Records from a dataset
## Start

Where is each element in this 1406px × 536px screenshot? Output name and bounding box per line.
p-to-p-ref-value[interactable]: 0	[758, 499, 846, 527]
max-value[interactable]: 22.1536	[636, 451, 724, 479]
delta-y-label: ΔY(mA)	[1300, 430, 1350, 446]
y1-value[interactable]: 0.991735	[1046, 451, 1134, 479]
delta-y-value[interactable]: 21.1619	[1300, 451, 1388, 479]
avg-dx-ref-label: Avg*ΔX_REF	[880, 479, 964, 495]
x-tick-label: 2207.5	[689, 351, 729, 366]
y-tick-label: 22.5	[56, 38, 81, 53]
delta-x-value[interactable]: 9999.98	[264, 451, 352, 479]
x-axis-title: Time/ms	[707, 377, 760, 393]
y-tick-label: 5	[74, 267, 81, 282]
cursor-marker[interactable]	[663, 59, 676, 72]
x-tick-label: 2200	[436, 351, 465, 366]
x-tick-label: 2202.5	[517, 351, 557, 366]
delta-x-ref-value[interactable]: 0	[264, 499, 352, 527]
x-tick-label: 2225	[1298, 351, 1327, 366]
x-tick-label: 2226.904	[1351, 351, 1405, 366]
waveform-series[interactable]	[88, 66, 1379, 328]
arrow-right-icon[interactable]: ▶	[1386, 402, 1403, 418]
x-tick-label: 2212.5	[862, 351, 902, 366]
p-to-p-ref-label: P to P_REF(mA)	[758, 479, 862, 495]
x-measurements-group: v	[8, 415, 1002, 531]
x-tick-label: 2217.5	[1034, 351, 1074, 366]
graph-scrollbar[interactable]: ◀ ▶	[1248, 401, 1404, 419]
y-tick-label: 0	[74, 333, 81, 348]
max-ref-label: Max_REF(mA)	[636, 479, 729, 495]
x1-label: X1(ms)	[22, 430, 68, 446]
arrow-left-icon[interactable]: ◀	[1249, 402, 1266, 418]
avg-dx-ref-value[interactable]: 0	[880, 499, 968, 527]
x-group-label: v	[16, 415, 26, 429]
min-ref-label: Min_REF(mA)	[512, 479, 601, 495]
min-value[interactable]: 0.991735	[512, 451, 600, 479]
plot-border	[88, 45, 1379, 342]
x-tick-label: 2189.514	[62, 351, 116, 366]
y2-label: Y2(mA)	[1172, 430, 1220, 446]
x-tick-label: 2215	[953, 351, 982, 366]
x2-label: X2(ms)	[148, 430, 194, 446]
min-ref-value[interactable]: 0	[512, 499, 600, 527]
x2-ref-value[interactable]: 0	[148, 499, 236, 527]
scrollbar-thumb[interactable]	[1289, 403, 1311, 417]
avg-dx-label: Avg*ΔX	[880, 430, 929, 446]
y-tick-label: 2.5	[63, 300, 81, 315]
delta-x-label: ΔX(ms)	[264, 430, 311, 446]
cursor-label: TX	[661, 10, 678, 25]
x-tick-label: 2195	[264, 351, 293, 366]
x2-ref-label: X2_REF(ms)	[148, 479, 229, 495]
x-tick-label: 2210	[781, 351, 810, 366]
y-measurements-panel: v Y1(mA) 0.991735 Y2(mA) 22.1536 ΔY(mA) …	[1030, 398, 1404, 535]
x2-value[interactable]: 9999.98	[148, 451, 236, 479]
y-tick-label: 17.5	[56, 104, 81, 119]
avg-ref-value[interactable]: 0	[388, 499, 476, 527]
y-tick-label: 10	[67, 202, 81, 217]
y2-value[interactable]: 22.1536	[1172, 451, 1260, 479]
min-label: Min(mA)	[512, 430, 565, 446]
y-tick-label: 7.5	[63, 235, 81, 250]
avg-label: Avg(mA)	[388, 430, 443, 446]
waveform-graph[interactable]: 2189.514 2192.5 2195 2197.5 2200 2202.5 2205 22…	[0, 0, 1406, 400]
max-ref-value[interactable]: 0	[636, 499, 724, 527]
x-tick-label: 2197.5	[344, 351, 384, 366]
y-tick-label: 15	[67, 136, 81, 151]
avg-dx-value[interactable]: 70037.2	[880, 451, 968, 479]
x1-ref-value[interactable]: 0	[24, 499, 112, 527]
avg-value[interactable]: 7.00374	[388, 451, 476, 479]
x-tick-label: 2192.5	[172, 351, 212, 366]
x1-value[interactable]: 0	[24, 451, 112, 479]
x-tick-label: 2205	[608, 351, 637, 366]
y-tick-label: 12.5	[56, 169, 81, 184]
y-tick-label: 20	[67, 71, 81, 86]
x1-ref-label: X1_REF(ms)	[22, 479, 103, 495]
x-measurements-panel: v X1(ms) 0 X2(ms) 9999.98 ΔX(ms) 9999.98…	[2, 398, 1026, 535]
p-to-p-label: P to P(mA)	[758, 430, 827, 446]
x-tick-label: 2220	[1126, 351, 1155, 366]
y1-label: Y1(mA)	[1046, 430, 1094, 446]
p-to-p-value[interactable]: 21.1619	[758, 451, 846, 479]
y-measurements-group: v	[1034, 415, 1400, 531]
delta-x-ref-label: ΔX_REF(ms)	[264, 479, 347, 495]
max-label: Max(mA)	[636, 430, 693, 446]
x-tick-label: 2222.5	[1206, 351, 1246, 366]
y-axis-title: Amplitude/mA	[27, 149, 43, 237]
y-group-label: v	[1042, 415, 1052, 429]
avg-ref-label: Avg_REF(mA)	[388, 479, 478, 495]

## End

• _Task to carry out_
Copy out the items line for line, beginning with the very first line and stopping after the line that contains "351, 1327, 366]".

• _Expected answer_
Where is each element in this 1406px × 536px screenshot? Output name and bounding box per line.
p-to-p-ref-value[interactable]: 0	[758, 499, 846, 527]
max-value[interactable]: 22.1536	[636, 451, 724, 479]
delta-y-label: ΔY(mA)	[1300, 430, 1350, 446]
y1-value[interactable]: 0.991735	[1046, 451, 1134, 479]
delta-y-value[interactable]: 21.1619	[1300, 451, 1388, 479]
avg-dx-ref-label: Avg*ΔX_REF	[880, 479, 964, 495]
x-tick-label: 2207.5	[689, 351, 729, 366]
y-tick-label: 22.5	[56, 38, 81, 53]
delta-x-value[interactable]: 9999.98	[264, 451, 352, 479]
x-axis-title: Time/ms	[707, 377, 760, 393]
y-tick-label: 5	[74, 267, 81, 282]
cursor-marker[interactable]	[663, 59, 676, 72]
x-tick-label: 2200	[436, 351, 465, 366]
x-tick-label: 2202.5	[517, 351, 557, 366]
delta-x-ref-value[interactable]: 0	[264, 499, 352, 527]
x-tick-label: 2225	[1298, 351, 1327, 366]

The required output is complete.